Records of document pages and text
####################

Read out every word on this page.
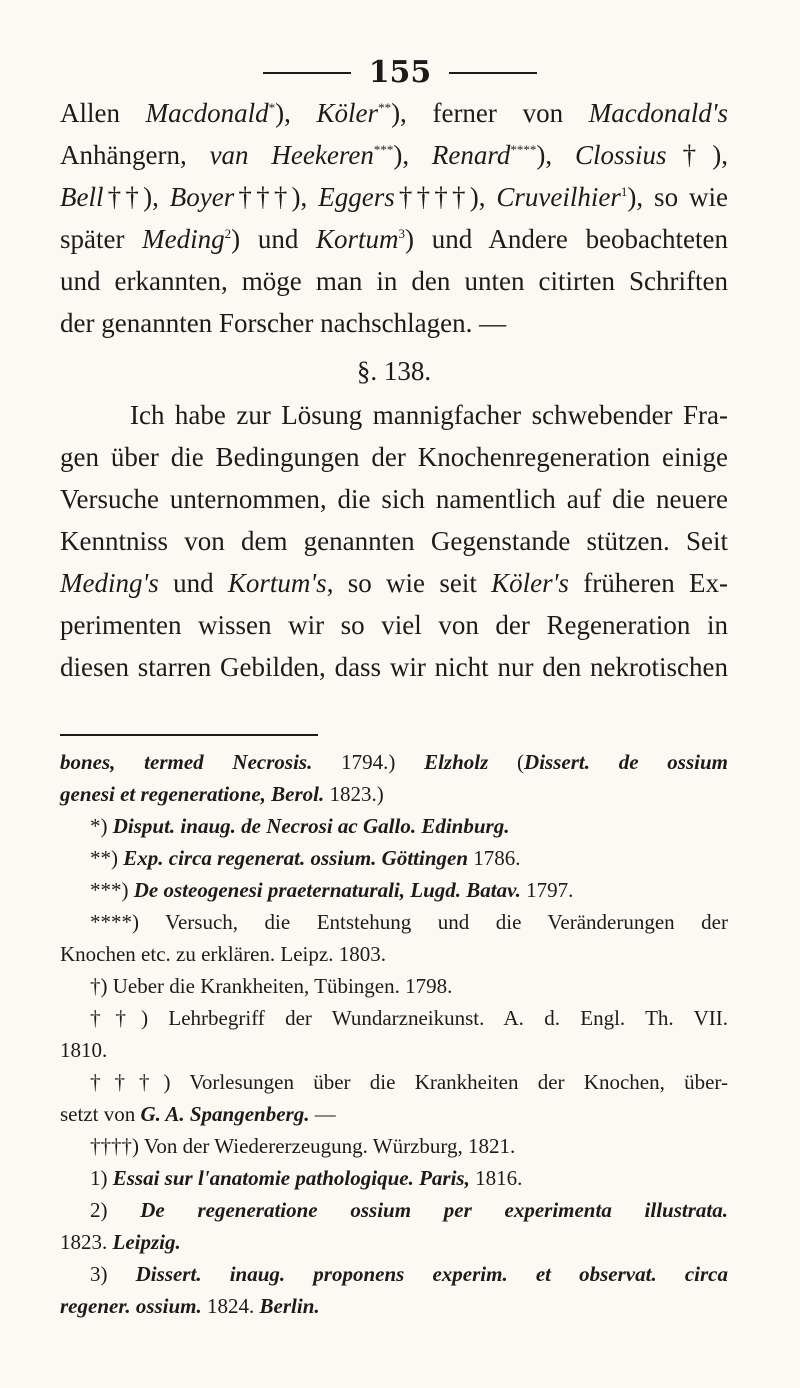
155

Allen Macdonald*), Köler**), ferner von Macdonald's

Anhängern, van Heekeren***), Renard****), Clossius†),

Bell††), Boyer†††), Eggers††††), Cruveilhier$^1$), so wie

später Meding$^2$) und Kortum$^3$) und Andere beobachteten

und erkannten, möge man in den unten citirten Schriften

der genannten Forscher nachschlagen. —

§. 138.

Ich habe zur Lösung mannigfacher schwebender Fra-

gen über die Bedingungen der Knochenregeneration einige

Versuche unternommen, die sich namentlich auf die neuere

Kenntniss von dem genannten Gegenstande stützen. Seit

Meding's und Kortum's, so wie seit Köler's früheren Ex-

perimenten wissen wir so viel von der Regeneration in

diesen starren Gebilden, dass wir nicht nur den nekrotischen

bones, termed Necrosis. 1794.) Elzholz (Dissert. de ossium

genesi et regeneratione, Berol. 1823.)

*) Disput. inaug. de Necrosi ac Gallo. Edinburg.

**) Exp. circa regenerat. ossium. Göttingen 1786.

***) De osteogenesi praeternaturali, Lugd. Batav. 1797.

****) Versuch, die Entstehung und die Veränderungen der

Knochen etc. zu erklären. Leipz. 1803.

†) Ueber die Krankheiten, Tübingen. 1798.

††) Lehrbegriff der Wundarzneikunst. A. d. Engl. Th. VII.

1810.

†††) Vorlesungen über die Krankheiten der Knochen, über-

setzt von G. A. Spangenberg. —

††††) Von der Wiedererzeugung. Würzburg, 1821.

1) Essai sur l'anatomie pathologique. Paris, 1816.

2) De regeneratione ossium per experimenta illustrata.

1823. Leipzig.

3) Dissert. inaug. proponens experim. et observat. circa

regener. ossium. 1824. Berlin.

####################

# What is needed:
What is needed is an exact copy of every entry, minus the images.

# Solution:
Read out every word on this page.
155

Allen Macdonald*), Köler**), ferner von Macdonald's

Anhängern, van Heekeren***), Renard****), Clossius†),

Bell††), Boyer†††), Eggers††††), Cruveilhier$^1$), so wie

später Meding$^2$) und Kortum$^3$) und Andere beobachteten

und erkannten, möge man in den unten citirten Schriften

der genannten Forscher nachschlagen. —

§. 138.

Ich habe zur Lösung mannigfacher schwebender Fra-

gen über die Bedingungen der Knochenregeneration einige

Versuche unternommen, die sich namentlich auf die neuere

Kenntniss von dem genannten Gegenstande stützen. Seit

Meding's und Kortum's, so wie seit Köler's früheren Ex-

perimenten wissen wir so viel von der Regeneration in

diesen starren Gebilden, dass wir nicht nur den nekrotischen

bones, termed Necrosis. 1794.) Elzholz (Dissert. de ossium

genesi et regeneratione, Berol. 1823.)

*) Disput. inaug. de Necrosi ac Gallo. Edinburg.

**) Exp. circa regenerat. ossium. Göttingen 1786.

***) De osteogenesi praeternaturali, Lugd. Batav. 1797.

****) Versuch, die Entstehung und die Veränderungen der

Knochen etc. zu erklären. Leipz. 1803.

†) Ueber die Krankheiten, Tübingen. 1798.

††) Lehrbegriff der Wundarzneikunst. A. d. Engl. Th. VII.

1810.

†††) Vorlesungen über die Krankheiten der Knochen, über-

setzt von G. A. Spangenberg. —

††††) Von der Wiedererzeugung. Würzburg, 1821.

1) Essai sur l'anatomie pathologique. Paris, 1816.

2) De regeneratione ossium per experimenta illustrata.

1823. Leipzig.

3) Dissert. inaug. proponens experim. et observat. circa

regener. ossium. 1824. Berlin.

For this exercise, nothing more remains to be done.